— BEGIN Material supplied —

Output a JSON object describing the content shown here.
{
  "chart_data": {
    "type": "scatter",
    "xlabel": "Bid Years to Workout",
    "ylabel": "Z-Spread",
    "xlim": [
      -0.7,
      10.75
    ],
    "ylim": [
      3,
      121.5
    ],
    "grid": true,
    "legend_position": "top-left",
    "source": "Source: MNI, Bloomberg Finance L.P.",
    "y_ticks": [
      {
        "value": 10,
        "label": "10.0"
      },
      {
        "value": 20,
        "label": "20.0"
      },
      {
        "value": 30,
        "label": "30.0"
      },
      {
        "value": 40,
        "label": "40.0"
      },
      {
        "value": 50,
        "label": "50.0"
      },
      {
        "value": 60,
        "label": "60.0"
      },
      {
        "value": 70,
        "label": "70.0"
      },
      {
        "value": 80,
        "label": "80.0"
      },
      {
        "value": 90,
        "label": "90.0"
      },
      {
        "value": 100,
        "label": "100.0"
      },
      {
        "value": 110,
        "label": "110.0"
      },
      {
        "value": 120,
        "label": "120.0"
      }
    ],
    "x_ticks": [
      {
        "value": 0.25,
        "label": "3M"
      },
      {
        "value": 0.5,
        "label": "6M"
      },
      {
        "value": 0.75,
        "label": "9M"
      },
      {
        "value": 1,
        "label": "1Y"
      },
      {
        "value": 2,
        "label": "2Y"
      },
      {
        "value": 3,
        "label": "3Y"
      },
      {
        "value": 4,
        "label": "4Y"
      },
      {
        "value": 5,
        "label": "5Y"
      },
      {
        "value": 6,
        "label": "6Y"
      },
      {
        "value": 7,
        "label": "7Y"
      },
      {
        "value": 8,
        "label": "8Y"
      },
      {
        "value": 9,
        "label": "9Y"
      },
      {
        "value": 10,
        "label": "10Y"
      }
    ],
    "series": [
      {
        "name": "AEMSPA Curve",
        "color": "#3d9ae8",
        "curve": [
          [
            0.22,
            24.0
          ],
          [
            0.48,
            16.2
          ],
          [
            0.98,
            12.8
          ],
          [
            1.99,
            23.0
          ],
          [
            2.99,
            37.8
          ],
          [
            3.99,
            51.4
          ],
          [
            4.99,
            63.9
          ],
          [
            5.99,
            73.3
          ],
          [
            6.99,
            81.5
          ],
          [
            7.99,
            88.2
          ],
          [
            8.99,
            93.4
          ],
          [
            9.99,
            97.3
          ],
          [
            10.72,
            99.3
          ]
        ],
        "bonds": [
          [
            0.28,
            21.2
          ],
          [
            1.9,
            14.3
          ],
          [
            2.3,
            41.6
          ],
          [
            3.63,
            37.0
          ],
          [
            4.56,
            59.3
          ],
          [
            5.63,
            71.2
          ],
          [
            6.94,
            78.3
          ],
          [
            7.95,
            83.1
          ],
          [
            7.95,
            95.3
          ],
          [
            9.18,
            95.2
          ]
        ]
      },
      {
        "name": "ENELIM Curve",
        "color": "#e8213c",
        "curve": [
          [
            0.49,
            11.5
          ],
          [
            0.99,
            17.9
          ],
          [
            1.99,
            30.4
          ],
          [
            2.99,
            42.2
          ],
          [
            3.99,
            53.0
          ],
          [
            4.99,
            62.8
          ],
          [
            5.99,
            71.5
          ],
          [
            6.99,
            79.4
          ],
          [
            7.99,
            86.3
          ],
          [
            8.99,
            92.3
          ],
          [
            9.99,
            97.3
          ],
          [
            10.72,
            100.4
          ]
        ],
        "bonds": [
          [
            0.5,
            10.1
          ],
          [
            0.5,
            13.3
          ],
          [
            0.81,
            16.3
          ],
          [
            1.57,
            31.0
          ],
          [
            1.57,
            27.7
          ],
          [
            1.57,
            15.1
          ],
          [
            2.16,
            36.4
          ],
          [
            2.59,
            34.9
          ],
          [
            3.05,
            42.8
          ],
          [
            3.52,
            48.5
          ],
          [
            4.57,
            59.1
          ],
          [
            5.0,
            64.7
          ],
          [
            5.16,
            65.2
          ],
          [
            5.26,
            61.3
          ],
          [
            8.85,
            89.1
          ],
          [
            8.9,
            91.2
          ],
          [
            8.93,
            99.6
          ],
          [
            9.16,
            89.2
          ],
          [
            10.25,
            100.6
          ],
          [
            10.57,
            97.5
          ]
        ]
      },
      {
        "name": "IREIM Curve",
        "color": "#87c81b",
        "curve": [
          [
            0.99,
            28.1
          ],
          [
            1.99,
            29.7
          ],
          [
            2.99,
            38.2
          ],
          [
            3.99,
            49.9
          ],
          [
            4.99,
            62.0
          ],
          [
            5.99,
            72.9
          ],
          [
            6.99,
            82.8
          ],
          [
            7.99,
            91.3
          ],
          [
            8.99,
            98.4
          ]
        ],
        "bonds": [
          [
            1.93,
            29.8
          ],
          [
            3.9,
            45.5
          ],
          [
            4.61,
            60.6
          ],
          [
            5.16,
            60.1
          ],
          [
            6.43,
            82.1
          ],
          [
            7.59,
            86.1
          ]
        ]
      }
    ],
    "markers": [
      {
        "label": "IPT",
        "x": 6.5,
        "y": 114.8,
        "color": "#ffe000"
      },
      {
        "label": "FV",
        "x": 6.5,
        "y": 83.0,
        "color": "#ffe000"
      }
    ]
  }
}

— END Material supplied —

[Requirements]: List all lines from the entries that include the word "name".

[Answer to this task]:
        "name": "AEMSPA Curve",
        "name": "ENELIM Curve",
        "name": "IREIM Curve",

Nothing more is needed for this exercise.